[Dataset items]
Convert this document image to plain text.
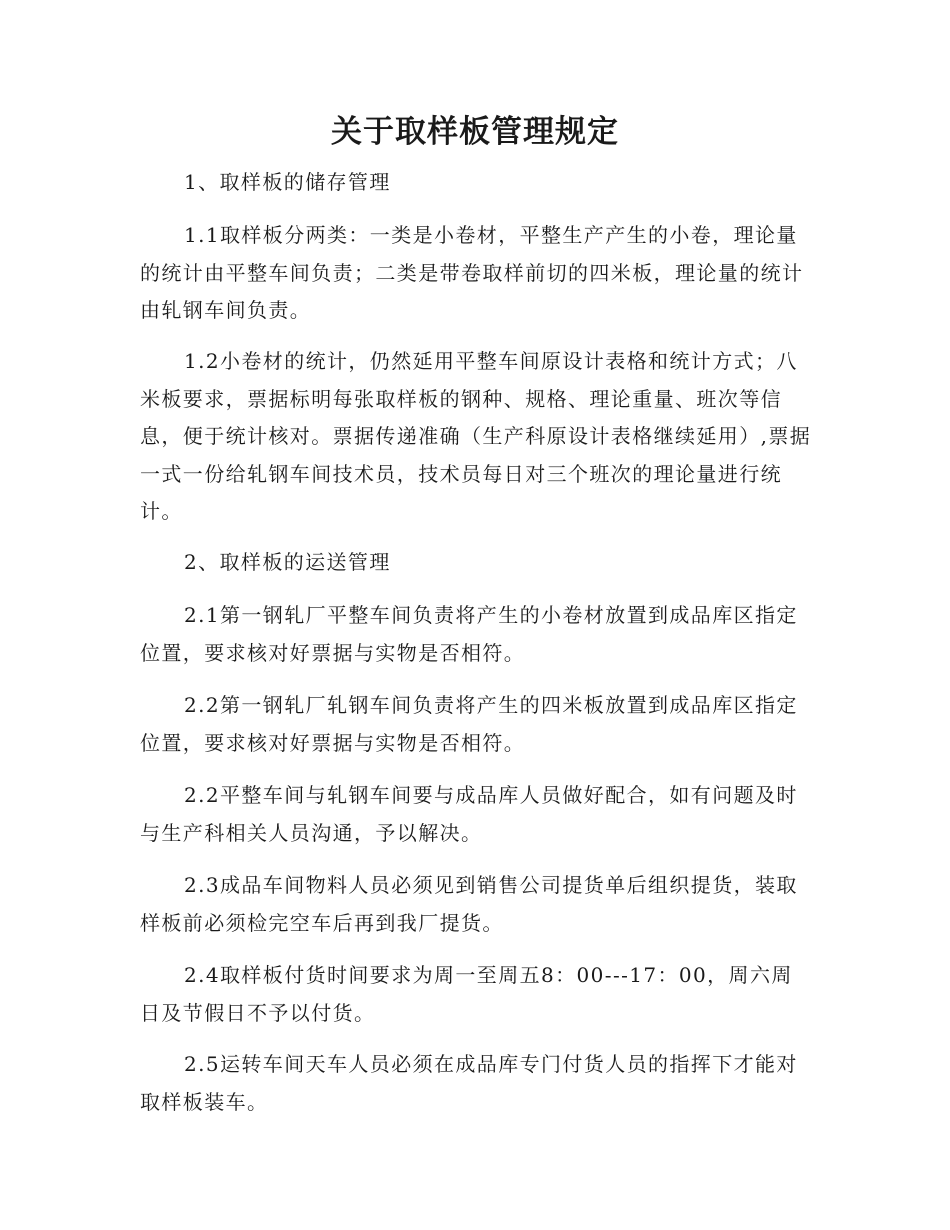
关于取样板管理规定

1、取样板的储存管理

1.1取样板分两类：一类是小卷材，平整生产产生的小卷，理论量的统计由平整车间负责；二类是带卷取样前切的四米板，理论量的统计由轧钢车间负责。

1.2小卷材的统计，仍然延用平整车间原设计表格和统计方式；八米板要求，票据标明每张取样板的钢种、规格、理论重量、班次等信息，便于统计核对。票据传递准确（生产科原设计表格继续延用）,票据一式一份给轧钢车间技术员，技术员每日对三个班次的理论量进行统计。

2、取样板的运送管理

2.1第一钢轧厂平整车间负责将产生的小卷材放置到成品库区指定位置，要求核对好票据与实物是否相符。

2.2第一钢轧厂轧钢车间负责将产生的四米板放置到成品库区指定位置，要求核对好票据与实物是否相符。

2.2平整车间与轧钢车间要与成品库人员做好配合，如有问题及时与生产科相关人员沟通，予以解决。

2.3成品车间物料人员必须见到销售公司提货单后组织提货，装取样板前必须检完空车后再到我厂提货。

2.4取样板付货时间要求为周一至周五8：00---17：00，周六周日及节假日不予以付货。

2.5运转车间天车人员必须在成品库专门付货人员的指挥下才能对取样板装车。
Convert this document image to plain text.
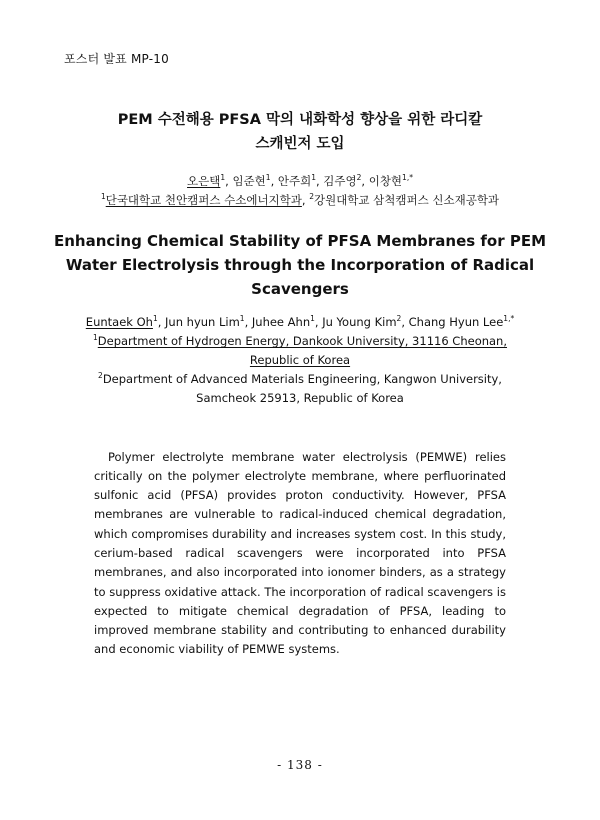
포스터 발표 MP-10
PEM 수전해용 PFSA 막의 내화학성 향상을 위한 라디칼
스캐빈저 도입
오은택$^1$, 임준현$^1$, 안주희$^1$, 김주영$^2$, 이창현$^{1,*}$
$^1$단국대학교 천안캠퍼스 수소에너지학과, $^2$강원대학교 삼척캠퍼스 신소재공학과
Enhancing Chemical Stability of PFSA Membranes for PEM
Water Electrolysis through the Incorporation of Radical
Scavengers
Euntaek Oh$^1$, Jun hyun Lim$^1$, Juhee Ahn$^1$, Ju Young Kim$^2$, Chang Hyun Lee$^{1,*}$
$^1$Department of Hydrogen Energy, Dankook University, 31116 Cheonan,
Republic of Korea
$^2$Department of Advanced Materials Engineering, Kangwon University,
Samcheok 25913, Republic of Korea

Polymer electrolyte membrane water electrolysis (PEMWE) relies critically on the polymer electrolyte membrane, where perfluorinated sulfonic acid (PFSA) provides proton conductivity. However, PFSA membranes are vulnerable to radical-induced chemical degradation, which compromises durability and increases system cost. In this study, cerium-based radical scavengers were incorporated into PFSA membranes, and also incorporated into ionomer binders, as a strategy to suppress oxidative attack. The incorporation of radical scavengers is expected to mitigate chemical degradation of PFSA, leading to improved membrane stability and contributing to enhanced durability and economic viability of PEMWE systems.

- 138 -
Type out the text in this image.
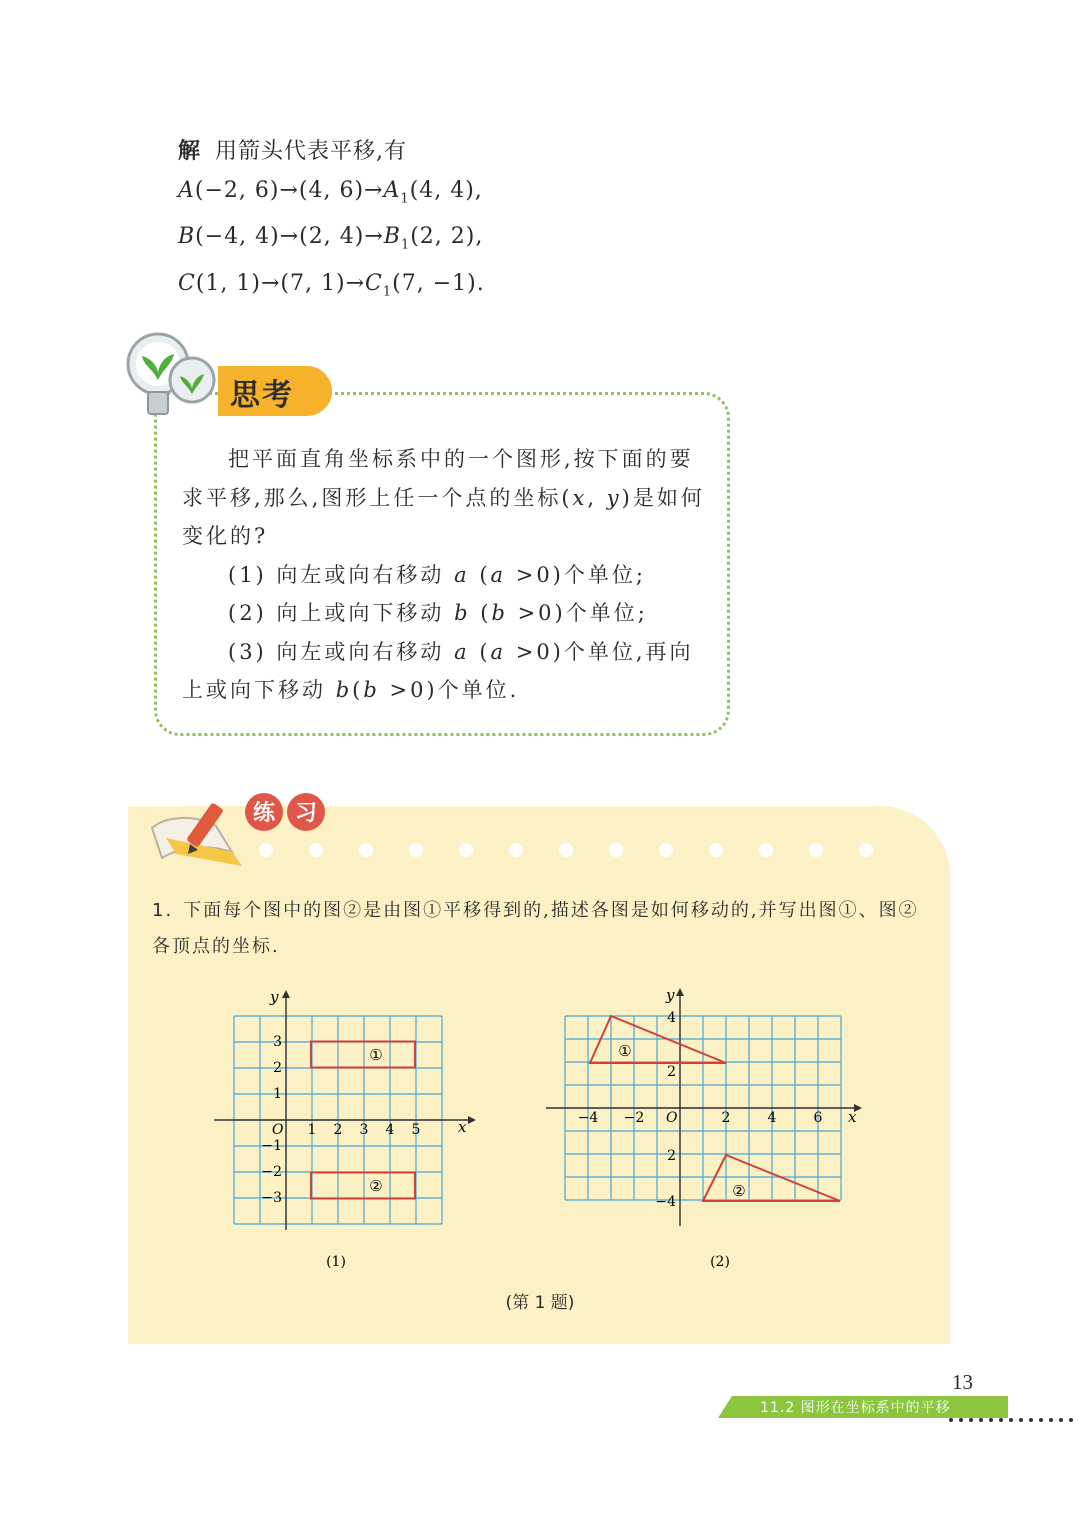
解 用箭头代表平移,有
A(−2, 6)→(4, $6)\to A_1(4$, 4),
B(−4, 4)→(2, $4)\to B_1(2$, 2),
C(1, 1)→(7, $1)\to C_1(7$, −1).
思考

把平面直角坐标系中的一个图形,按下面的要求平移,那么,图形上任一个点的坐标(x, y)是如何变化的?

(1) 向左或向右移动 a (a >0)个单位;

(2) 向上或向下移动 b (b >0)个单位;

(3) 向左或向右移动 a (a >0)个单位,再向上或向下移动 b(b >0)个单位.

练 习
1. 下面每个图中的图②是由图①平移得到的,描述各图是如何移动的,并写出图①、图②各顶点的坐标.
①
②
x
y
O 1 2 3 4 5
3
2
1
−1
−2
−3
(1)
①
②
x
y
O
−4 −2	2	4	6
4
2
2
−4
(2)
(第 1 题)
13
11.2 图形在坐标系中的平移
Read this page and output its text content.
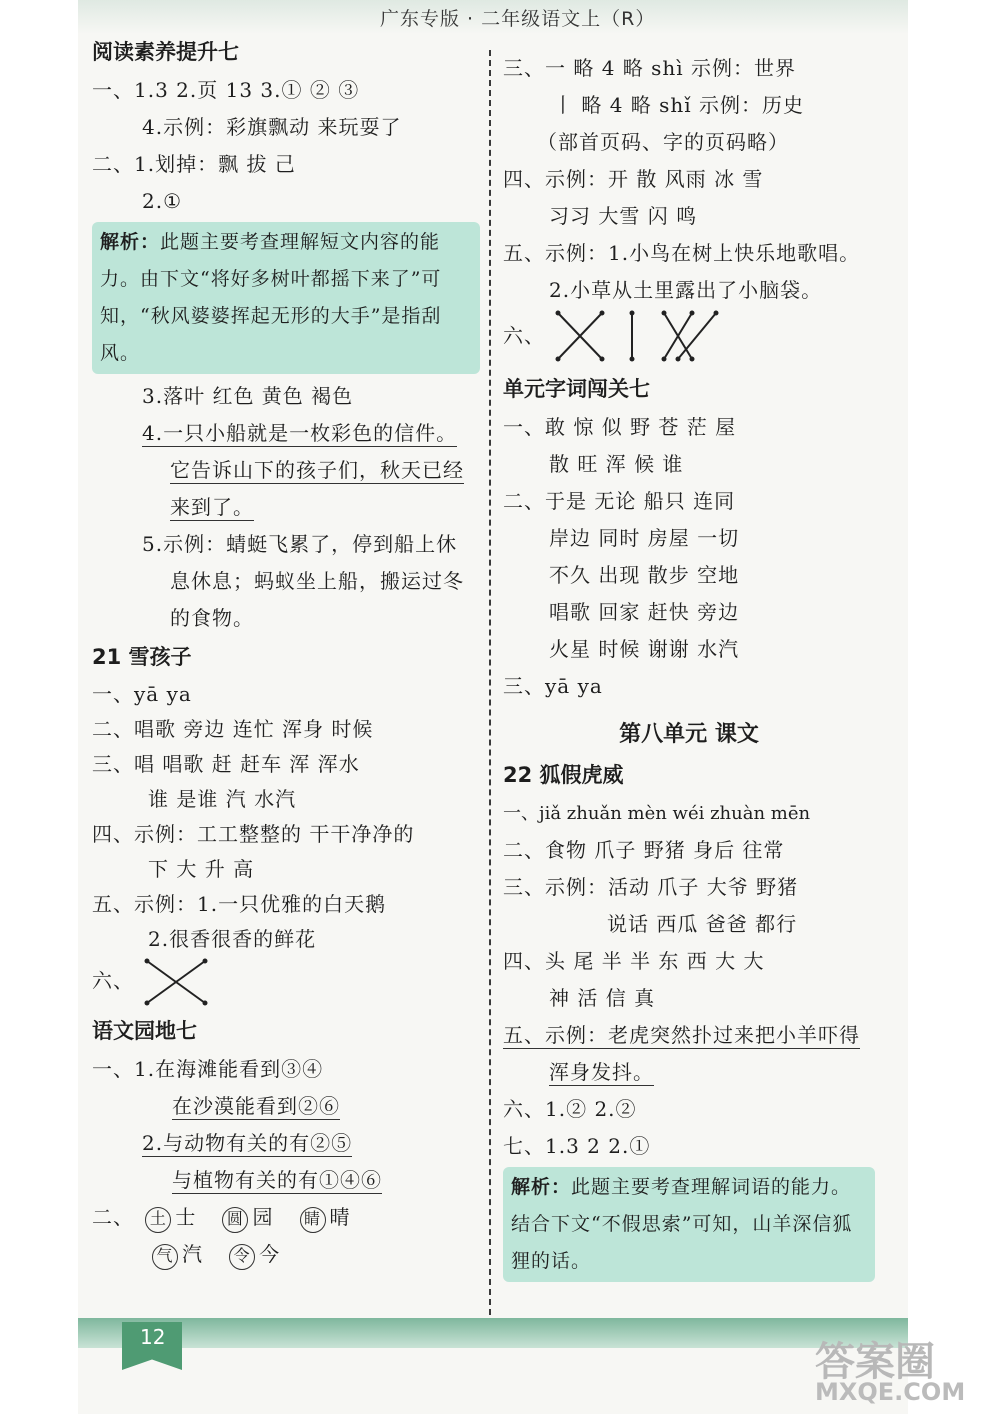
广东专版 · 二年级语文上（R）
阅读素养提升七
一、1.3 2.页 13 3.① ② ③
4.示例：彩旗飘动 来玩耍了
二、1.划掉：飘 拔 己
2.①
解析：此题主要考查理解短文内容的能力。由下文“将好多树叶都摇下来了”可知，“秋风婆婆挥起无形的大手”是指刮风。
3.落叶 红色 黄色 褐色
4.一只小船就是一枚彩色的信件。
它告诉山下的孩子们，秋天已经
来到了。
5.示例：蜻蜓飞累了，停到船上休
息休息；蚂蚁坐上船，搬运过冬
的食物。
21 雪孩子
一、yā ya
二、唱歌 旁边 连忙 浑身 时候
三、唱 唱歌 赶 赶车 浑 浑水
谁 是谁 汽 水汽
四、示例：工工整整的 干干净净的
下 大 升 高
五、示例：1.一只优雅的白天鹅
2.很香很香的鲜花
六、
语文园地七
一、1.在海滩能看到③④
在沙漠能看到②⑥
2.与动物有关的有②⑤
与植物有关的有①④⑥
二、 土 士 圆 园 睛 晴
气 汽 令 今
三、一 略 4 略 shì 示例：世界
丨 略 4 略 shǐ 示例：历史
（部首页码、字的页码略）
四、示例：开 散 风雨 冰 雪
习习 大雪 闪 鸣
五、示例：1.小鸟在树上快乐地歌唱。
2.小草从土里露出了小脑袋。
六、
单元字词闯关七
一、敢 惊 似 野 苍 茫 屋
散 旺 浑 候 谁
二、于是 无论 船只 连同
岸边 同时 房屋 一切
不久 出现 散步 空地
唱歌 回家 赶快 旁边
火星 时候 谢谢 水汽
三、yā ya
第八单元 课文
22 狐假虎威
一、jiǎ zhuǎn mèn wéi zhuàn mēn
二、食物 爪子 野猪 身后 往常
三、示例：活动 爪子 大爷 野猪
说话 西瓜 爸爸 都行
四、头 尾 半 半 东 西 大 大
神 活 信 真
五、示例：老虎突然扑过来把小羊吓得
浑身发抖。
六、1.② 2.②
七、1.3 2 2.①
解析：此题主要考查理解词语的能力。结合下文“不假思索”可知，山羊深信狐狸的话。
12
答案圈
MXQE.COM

__Task goal__: Identify how many lines in the entries above include the string "Department", then state that number alone.

__Expected answer__: 2